▸ Dataset extract:
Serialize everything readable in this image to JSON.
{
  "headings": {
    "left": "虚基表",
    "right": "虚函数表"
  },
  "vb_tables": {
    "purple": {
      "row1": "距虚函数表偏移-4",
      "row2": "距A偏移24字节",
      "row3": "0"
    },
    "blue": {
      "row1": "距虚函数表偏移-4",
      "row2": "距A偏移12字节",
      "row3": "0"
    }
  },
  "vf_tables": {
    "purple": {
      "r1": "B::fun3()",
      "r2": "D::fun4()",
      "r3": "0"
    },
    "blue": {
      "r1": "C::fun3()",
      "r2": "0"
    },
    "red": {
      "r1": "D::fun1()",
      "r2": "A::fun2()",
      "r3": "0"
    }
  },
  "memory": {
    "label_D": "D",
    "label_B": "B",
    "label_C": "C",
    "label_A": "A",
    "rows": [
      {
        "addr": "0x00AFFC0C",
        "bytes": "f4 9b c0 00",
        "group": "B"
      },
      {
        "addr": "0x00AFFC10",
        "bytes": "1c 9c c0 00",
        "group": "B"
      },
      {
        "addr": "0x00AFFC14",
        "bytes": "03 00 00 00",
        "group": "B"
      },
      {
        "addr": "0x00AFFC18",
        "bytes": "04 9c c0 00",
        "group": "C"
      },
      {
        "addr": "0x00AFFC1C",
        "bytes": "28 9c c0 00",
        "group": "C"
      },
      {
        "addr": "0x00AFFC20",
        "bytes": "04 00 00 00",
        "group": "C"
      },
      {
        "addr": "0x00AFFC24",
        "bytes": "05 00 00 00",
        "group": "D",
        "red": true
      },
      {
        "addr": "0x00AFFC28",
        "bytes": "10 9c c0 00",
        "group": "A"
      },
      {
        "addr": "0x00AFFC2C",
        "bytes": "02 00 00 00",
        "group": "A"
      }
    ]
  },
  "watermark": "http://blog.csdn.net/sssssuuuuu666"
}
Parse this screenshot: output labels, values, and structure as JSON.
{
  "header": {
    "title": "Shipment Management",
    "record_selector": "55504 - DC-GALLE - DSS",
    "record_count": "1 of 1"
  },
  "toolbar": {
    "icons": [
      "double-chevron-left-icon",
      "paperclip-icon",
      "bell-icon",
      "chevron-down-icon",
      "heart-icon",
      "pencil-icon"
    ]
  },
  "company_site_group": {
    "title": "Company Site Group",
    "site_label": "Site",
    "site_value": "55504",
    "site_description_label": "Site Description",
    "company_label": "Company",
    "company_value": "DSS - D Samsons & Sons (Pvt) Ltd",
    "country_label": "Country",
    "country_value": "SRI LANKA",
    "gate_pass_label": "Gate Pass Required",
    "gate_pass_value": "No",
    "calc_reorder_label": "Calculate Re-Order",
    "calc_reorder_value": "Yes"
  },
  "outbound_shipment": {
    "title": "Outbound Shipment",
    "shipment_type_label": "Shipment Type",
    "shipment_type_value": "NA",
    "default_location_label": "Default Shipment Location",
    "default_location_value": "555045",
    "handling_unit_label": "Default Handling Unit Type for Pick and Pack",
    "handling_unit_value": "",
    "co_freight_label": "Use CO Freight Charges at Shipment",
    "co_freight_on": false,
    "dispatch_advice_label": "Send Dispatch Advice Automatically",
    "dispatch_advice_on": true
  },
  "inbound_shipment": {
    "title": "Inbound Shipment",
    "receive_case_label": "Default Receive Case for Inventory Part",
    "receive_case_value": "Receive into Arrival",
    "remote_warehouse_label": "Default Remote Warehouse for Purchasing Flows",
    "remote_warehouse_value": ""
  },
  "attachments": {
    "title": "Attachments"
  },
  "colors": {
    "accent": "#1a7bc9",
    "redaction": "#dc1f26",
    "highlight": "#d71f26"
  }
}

▸ Stated exercise:
Each record must be repeated exactly as it is.

▸ Worked solution:
Serialize everything readable in this image to JSON.
{
  "headings": {
    "left": "虚基表",
    "right": "虚函数表"
  },
  "vb_tables": {
    "purple": {
      "row1": "距虚函数表偏移-4",
      "row2": "距A偏移24字节",
      "row3": "0"
    },
    "blue": {
      "row1": "距虚函数表偏移-4",
      "row2": "距A偏移12字节",
      "row3": "0"
    }
  },
  "vf_tables": {
    "purple": {
      "r1": "B::fun3()",
      "r2": "D::fun4()",
      "r3": "0"
    },
    "blue": {
      "r1": "C::fun3()",
      "r2": "0"
    },
    "red": {
      "r1": "D::fun1()",
      "r2": "A::fun2()",
      "r3": "0"
    }
  },
  "memory": {
    "label_D": "D",
    "label_B": "B",
    "label_C": "C",
    "label_A": "A",
    "rows": [
      {
        "addr": "0x00AFFC0C",
        "bytes": "f4 9b c0 00",
        "group": "B"
      },
      {
        "addr": "0x00AFFC10",
        "bytes": "1c 9c c0 00",
        "group": "B"
      },
      {
        "addr": "0x00AFFC14",
        "bytes": "03 00 00 00",
        "group": "B"
      },
      {
        "addr": "0x00AFFC18",
        "bytes": "04 9c c0 00",
        "group": "C"
      },
      {
        "addr": "0x00AFFC1C",
        "bytes": "28 9c c0 00",
        "group": "C"
      },
      {
        "addr": "0x00AFFC20",
        "bytes": "04 00 00 00",
        "group": "C"
      },
      {
        "addr": "0x00AFFC24",
        "bytes": "05 00 00 00",
        "group": "D",
        "red": true
      },
      {
        "addr": "0x00AFFC28",
        "bytes": "10 9c c0 00",
        "group": "A"
      },
      {
        "addr": "0x00AFFC2C",
        "bytes": "02 00 00 00",
        "group": "A"
      }
    ]
  },
  "watermark": "http://blog.csdn.net/sssssuuuuu666"
}
Parse this screenshot: output labels, values, and structure as JSON.
{
  "header": {
    "title": "Shipment Management",
    "record_selector": "55504 - DC-GALLE - DSS",
    "record_count": "1 of 1"
  },
  "toolbar": {
    "icons": [
      "double-chevron-left-icon",
      "paperclip-icon",
      "bell-icon",
      "chevron-down-icon",
      "heart-icon",
      "pencil-icon"
    ]
  },
  "company_site_group": {
    "title": "Company Site Group",
    "site_label": "Site",
    "site_value": "55504",
    "site_description_label": "Site Description",
    "company_label": "Company",
    "company_value": "DSS - D Samsons & Sons (Pvt) Ltd",
    "country_label": "Country",
    "country_value": "SRI LANKA",
    "gate_pass_label": "Gate Pass Required",
    "gate_pass_value": "No",
    "calc_reorder_label": "Calculate Re-Order",
    "calc_reorder_value": "Yes"
  },
  "outbound_shipment": {
    "title": "Outbound Shipment",
    "shipment_type_label": "Shipment Type",
    "shipment_type_value": "NA",
    "default_location_label": "Default Shipment Location",
    "default_location_value": "555045",
    "handling_unit_label": "Default Handling Unit Type for Pick and Pack",
    "handling_unit_value": "",
    "co_freight_label": "Use CO Freight Charges at Shipment",
    "co_freight_on": false,
    "dispatch_advice_label": "Send Dispatch Advice Automatically",
    "dispatch_advice_on": true
  },
  "inbound_shipment": {
    "title": "Inbound Shipment",
    "receive_case_label": "Default Receive Case for Inventory Part",
    "receive_case_value": "Receive into Arrival",
    "remote_warehouse_label": "Default Remote Warehouse for Purchasing Flows",
    "remote_warehouse_value": ""
  },
  "attachments": {
    "title": "Attachments"
  },
  "colors": {
    "accent": "#1a7bc9",
    "redaction": "#dc1f26",
    "highlight": "#d71f26"
  }
}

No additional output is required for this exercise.